CHALLENGE >> Nothing in the data should change when you return it, but leave the pictures out.

═════ MATERIAL SUPPLIED

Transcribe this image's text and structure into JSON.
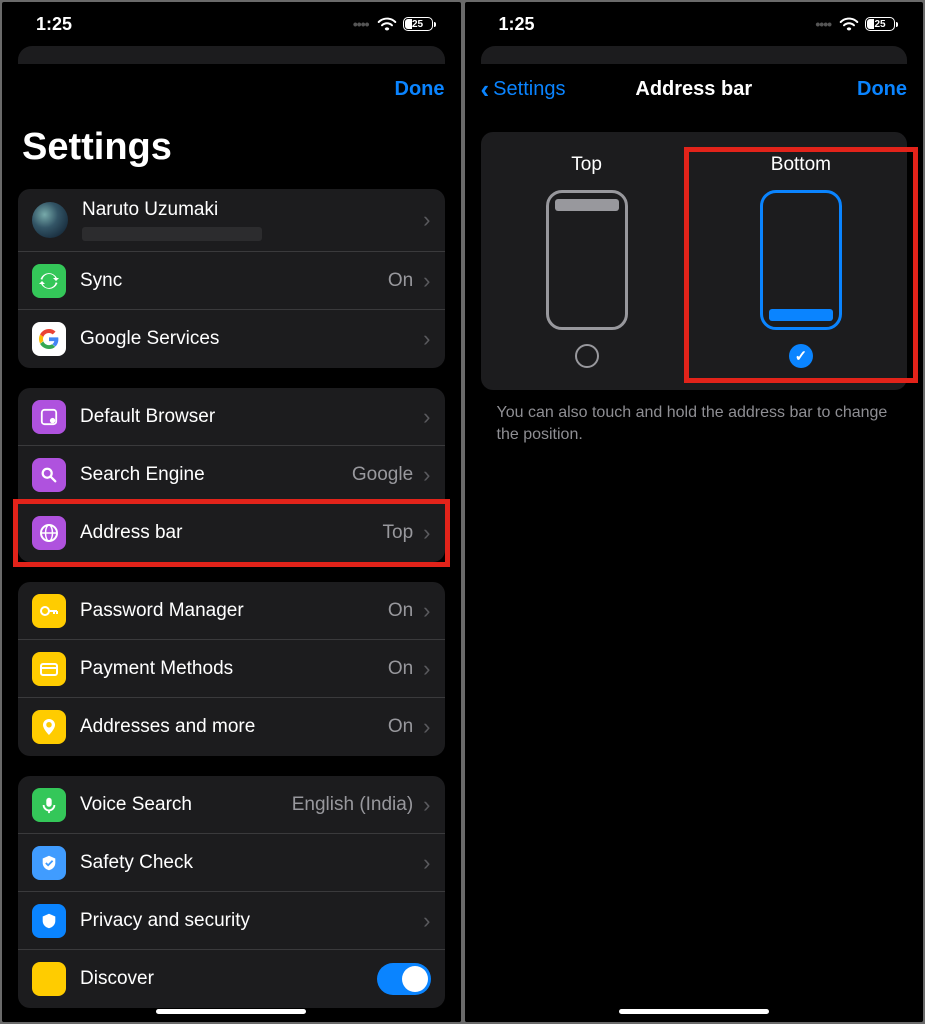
{
  "status": {
    "time": "1:25",
    "battery": "25"
  },
  "left": {
    "done": "Done",
    "title": "Settings",
    "profile": {
      "name": "Naruto Uzumaki"
    },
    "rows": {
      "sync": {
        "label": "Sync",
        "value": "On"
      },
      "google_services": {
        "label": "Google Services"
      },
      "default_browser": {
        "label": "Default Browser"
      },
      "search_engine": {
        "label": "Search Engine",
        "value": "Google"
      },
      "address_bar": {
        "label": "Address bar",
        "value": "Top"
      },
      "password_manager": {
        "label": "Password Manager",
        "value": "On"
      },
      "payment_methods": {
        "label": "Payment Methods",
        "value": "On"
      },
      "addresses": {
        "label": "Addresses and more",
        "value": "On"
      },
      "voice_search": {
        "label": "Voice Search",
        "value": "English (India)"
      },
      "safety_check": {
        "label": "Safety Check"
      },
      "privacy": {
        "label": "Privacy and security"
      },
      "discover": {
        "label": "Discover"
      }
    }
  },
  "right": {
    "back": "Settings",
    "title": "Address bar",
    "done": "Done",
    "options": {
      "top": "Top",
      "bottom": "Bottom"
    },
    "note": "You can also touch and hold the address bar to change the position."
  }
}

══════════

FULL RESPONSE >>
Transcribe this image's text and structure into JSON.
{
  "status": {
    "time": "1:25",
    "battery": "25"
  },
  "left": {
    "done": "Done",
    "title": "Settings",
    "profile": {
      "name": "Naruto Uzumaki"
    },
    "rows": {
      "sync": {
        "label": "Sync",
        "value": "On"
      },
      "google_services": {
        "label": "Google Services"
      },
      "default_browser": {
        "label": "Default Browser"
      },
      "search_engine": {
        "label": "Search Engine",
        "value": "Google"
      },
      "address_bar": {
        "label": "Address bar",
        "value": "Top"
      },
      "password_manager": {
        "label": "Password Manager",
        "value": "On"
      },
      "payment_methods": {
        "label": "Payment Methods",
        "value": "On"
      },
      "addresses": {
        "label": "Addresses and more",
        "value": "On"
      },
      "voice_search": {
        "label": "Voice Search",
        "value": "English (India)"
      },
      "safety_check": {
        "label": "Safety Check"
      },
      "privacy": {
        "label": "Privacy and security"
      },
      "discover": {
        "label": "Discover"
      }
    }
  },
  "right": {
    "back": "Settings",
    "title": "Address bar",
    "done": "Done",
    "options": {
      "top": "Top",
      "bottom": "Bottom"
    },
    "note": "You can also touch and hold the address bar to change the position."
  }
}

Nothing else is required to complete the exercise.